→ **What you should do**: Return each line of the material verbatim.

→ **Records provided**:
━━━━━━

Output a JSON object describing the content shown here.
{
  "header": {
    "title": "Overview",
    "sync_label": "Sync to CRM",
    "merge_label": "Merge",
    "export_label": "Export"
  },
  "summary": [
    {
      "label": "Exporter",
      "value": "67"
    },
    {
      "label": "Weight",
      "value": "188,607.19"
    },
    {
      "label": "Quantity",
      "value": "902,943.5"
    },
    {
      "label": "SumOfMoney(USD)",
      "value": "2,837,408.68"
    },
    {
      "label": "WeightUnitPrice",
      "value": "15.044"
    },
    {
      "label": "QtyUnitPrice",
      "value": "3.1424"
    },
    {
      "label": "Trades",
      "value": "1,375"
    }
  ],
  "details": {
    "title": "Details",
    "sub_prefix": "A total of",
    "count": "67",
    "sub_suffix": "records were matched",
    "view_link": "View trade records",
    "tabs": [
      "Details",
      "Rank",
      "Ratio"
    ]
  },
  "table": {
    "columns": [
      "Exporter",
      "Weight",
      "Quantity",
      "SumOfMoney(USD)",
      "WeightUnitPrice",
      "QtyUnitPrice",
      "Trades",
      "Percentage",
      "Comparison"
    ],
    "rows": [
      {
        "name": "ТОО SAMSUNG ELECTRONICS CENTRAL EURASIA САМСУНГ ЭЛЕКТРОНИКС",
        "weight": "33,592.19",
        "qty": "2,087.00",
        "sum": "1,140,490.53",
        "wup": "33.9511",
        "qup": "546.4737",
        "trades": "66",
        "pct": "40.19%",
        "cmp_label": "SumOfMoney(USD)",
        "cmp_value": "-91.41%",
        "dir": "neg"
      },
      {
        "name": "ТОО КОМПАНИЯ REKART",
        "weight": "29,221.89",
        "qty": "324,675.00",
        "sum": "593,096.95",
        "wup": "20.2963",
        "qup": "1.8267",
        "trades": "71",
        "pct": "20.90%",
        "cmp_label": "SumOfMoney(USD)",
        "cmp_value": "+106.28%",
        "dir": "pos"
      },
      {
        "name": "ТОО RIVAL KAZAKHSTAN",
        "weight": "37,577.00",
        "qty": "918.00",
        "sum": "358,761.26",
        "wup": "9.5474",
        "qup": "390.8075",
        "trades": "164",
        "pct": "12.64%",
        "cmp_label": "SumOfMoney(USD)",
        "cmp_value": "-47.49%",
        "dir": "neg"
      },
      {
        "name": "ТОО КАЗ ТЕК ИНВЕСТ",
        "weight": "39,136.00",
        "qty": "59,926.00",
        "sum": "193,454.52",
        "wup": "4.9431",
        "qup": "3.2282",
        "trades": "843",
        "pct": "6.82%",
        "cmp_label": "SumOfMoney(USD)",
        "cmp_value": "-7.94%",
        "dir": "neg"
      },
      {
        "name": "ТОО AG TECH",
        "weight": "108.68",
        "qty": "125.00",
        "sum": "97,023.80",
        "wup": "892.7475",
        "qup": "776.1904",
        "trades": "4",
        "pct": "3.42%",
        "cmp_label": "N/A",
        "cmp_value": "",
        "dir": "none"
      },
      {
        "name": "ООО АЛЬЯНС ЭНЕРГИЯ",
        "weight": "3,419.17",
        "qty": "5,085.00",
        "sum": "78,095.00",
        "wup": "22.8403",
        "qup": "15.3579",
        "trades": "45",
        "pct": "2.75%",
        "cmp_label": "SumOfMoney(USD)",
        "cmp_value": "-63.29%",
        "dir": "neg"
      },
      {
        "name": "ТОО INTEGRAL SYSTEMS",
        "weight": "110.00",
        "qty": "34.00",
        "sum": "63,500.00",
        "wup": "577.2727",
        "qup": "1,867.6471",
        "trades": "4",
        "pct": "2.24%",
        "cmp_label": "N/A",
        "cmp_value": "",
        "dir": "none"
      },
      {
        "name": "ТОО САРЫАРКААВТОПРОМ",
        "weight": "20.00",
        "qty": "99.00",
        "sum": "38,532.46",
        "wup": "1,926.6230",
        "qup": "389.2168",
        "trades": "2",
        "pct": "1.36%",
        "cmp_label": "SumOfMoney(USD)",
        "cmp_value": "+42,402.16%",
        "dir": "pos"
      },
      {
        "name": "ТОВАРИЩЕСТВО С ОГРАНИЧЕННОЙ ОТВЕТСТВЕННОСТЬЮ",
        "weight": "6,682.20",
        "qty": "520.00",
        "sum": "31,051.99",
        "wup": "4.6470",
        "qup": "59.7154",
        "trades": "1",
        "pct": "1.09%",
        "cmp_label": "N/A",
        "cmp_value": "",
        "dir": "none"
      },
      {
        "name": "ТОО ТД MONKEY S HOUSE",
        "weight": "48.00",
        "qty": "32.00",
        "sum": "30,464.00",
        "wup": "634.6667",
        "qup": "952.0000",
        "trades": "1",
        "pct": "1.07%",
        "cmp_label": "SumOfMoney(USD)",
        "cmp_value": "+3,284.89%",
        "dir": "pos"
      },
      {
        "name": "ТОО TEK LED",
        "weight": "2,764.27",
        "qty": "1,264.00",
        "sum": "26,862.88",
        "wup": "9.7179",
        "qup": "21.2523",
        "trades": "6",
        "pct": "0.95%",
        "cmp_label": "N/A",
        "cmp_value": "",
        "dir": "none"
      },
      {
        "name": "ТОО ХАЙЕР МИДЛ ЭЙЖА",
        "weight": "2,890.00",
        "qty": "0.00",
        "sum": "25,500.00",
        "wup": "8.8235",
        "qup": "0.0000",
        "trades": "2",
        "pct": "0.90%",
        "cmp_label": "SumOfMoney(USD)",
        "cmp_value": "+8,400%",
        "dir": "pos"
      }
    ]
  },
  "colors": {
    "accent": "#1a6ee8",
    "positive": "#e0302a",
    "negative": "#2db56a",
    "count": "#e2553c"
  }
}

━━━━━━

→ **Expected output**:
Output a JSON object describing the content shown here.
{
  "header": {
    "title": "Overview",
    "sync_label": "Sync to CRM",
    "merge_label": "Merge",
    "export_label": "Export"
  },
  "summary": [
    {
      "label": "Exporter",
      "value": "67"
    },
    {
      "label": "Weight",
      "value": "188,607.19"
    },
    {
      "label": "Quantity",
      "value": "902,943.5"
    },
    {
      "label": "SumOfMoney(USD)",
      "value": "2,837,408.68"
    },
    {
      "label": "WeightUnitPrice",
      "value": "15.044"
    },
    {
      "label": "QtyUnitPrice",
      "value": "3.1424"
    },
    {
      "label": "Trades",
      "value": "1,375"
    }
  ],
  "details": {
    "title": "Details",
    "sub_prefix": "A total of",
    "count": "67",
    "sub_suffix": "records were matched",
    "view_link": "View trade records",
    "tabs": [
      "Details",
      "Rank",
      "Ratio"
    ]
  },
  "table": {
    "columns": [
      "Exporter",
      "Weight",
      "Quantity",
      "SumOfMoney(USD)",
      "WeightUnitPrice",
      "QtyUnitPrice",
      "Trades",
      "Percentage",
      "Comparison"
    ],
    "rows": [
      {
        "name": "ТОО SAMSUNG ELECTRONICS CENTRAL EURASIA САМСУНГ ЭЛЕКТРОНИКС",
        "weight": "33,592.19",
        "qty": "2,087.00",
        "sum": "1,140,490.53",
        "wup": "33.9511",
        "qup": "546.4737",
        "trades": "66",
        "pct": "40.19%",
        "cmp_label": "SumOfMoney(USD)",
        "cmp_value": "-91.41%",
        "dir": "neg"
      },
      {
        "name": "ТОО КОМПАНИЯ REKART",
        "weight": "29,221.89",
        "qty": "324,675.00",
        "sum": "593,096.95",
        "wup": "20.2963",
        "qup": "1.8267",
        "trades": "71",
        "pct": "20.90%",
        "cmp_label": "SumOfMoney(USD)",
        "cmp_value": "+106.28%",
        "dir": "pos"
      },
      {
        "name": "ТОО RIVAL KAZAKHSTAN",
        "weight": "37,577.00",
        "qty": "918.00",
        "sum": "358,761.26",
        "wup": "9.5474",
        "qup": "390.8075",
        "trades": "164",
        "pct": "12.64%",
        "cmp_label": "SumOfMoney(USD)",
        "cmp_value": "-47.49%",
        "dir": "neg"
      },
      {
        "name": "ТОО КАЗ ТЕК ИНВЕСТ",
        "weight": "39,136.00",
        "qty": "59,926.00",
        "sum": "193,454.52",
        "wup": "4.9431",
        "qup": "3.2282",
        "trades": "843",
        "pct": "6.82%",
        "cmp_label": "SumOfMoney(USD)",
        "cmp_value": "-7.94%",
        "dir": "neg"
      },
      {
        "name": "ТОО AG TECH",
        "weight": "108.68",
        "qty": "125.00",
        "sum": "97,023.80",
        "wup": "892.7475",
        "qup": "776.1904",
        "trades": "4",
        "pct": "3.42%",
        "cmp_label": "N/A",
        "cmp_value": "",
        "dir": "none"
      },
      {
        "name": "ООО АЛЬЯНС ЭНЕРГИЯ",
        "weight": "3,419.17",
        "qty": "5,085.00",
        "sum": "78,095.00",
        "wup": "22.8403",
        "qup": "15.3579",
        "trades": "45",
        "pct": "2.75%",
        "cmp_label": "SumOfMoney(USD)",
        "cmp_value": "-63.29%",
        "dir": "neg"
      },
      {
        "name": "ТОО INTEGRAL SYSTEMS",
        "weight": "110.00",
        "qty": "34.00",
        "sum": "63,500.00",
        "wup": "577.2727",
        "qup": "1,867.6471",
        "trades": "4",
        "pct": "2.24%",
        "cmp_label": "N/A",
        "cmp_value": "",
        "dir": "none"
      },
      {
        "name": "ТОО САРЫАРКААВТОПРОМ",
        "weight": "20.00",
        "qty": "99.00",
        "sum": "38,532.46",
        "wup": "1,926.6230",
        "qup": "389.2168",
        "trades": "2",
        "pct": "1.36%",
        "cmp_label": "SumOfMoney(USD)",
        "cmp_value": "+42,402.16%",
        "dir": "pos"
      },
      {
        "name": "ТОВАРИЩЕСТВО С ОГРАНИЧЕННОЙ ОТВЕТСТВЕННОСТЬЮ",
        "weight": "6,682.20",
        "qty": "520.00",
        "sum": "31,051.99",
        "wup": "4.6470",
        "qup": "59.7154",
        "trades": "1",
        "pct": "1.09%",
        "cmp_label": "N/A",
        "cmp_value": "",
        "dir": "none"
      },
      {
        "name": "ТОО ТД MONKEY S HOUSE",
        "weight": "48.00",
        "qty": "32.00",
        "sum": "30,464.00",
        "wup": "634.6667",
        "qup": "952.0000",
        "trades": "1",
        "pct": "1.07%",
        "cmp_label": "SumOfMoney(USD)",
        "cmp_value": "+3,284.89%",
        "dir": "pos"
      },
      {
        "name": "ТОО TEK LED",
        "weight": "2,764.27",
        "qty": "1,264.00",
        "sum": "26,862.88",
        "wup": "9.7179",
        "qup": "21.2523",
        "trades": "6",
        "pct": "0.95%",
        "cmp_label": "N/A",
        "cmp_value": "",
        "dir": "none"
      },
      {
        "name": "ТОО ХАЙЕР МИДЛ ЭЙЖА",
        "weight": "2,890.00",
        "qty": "0.00",
        "sum": "25,500.00",
        "wup": "8.8235",
        "qup": "0.0000",
        "trades": "2",
        "pct": "0.90%",
        "cmp_label": "SumOfMoney(USD)",
        "cmp_value": "+8,400%",
        "dir": "pos"
      }
    ]
  },
  "colors": {
    "accent": "#1a6ee8",
    "positive": "#e0302a",
    "negative": "#2db56a",
    "count": "#e2553c"
  }
}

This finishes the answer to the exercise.